▶ [Problem to solve]
Give back each entry unchanged, minus pictures.

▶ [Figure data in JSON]
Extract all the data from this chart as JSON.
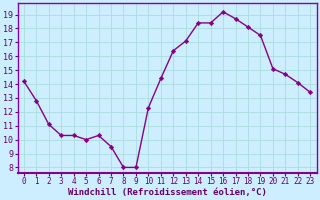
{
  "x": [
    0,
    1,
    2,
    3,
    4,
    5,
    6,
    7,
    8,
    9,
    10,
    11,
    12,
    13,
    14,
    15,
    16,
    17,
    18,
    19,
    20,
    21,
    22,
    23
  ],
  "y": [
    14.2,
    12.8,
    11.1,
    10.3,
    10.3,
    10.0,
    10.3,
    9.5,
    8.0,
    8.0,
    12.3,
    14.4,
    16.4,
    17.1,
    18.4,
    18.4,
    19.2,
    18.7,
    18.1,
    17.5,
    15.1,
    14.7,
    14.1,
    13.4
  ],
  "line_color": "#880088",
  "marker": "D",
  "markersize": 2.2,
  "linewidth": 1.0,
  "bg_color": "#cceeff",
  "grid_color": "#aadddd",
  "xlabel": "Windchill (Refroidissement éolien,°C)",
  "xlabel_fontsize": 6.5,
  "ylabel_ticks": [
    8,
    9,
    10,
    11,
    12,
    13,
    14,
    15,
    16,
    17,
    18,
    19
  ],
  "xlim": [
    -0.5,
    23.5
  ],
  "ylim": [
    7.6,
    19.8
  ],
  "xtick_fontsize": 5.5,
  "ytick_fontsize": 6.0,
  "spine_color": "#8800aa",
  "axis_color": "#7700aa"
}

▶ [Full output]
Extract all the data from this chart as JSON.
{
  "x": [
    0,
    1,
    2,
    3,
    4,
    5,
    6,
    7,
    8,
    9,
    10,
    11,
    12,
    13,
    14,
    15,
    16,
    17,
    18,
    19,
    20,
    21,
    22,
    23
  ],
  "y": [
    14.2,
    12.8,
    11.1,
    10.3,
    10.3,
    10.0,
    10.3,
    9.5,
    8.0,
    8.0,
    12.3,
    14.4,
    16.4,
    17.1,
    18.4,
    18.4,
    19.2,
    18.7,
    18.1,
    17.5,
    15.1,
    14.7,
    14.1,
    13.4
  ],
  "line_color": "#880088",
  "marker": "D",
  "markersize": 2.2,
  "linewidth": 1.0,
  "bg_color": "#cceeff",
  "grid_color": "#aadddd",
  "xlabel": "Windchill (Refroidissement éolien,°C)",
  "xlabel_fontsize": 6.5,
  "ylabel_ticks": [
    8,
    9,
    10,
    11,
    12,
    13,
    14,
    15,
    16,
    17,
    18,
    19
  ],
  "xlim": [
    -0.5,
    23.5
  ],
  "ylim": [
    7.6,
    19.8
  ],
  "xtick_fontsize": 5.5,
  "ytick_fontsize": 6.0,
  "spine_color": "#8800aa",
  "axis_color": "#7700aa"
}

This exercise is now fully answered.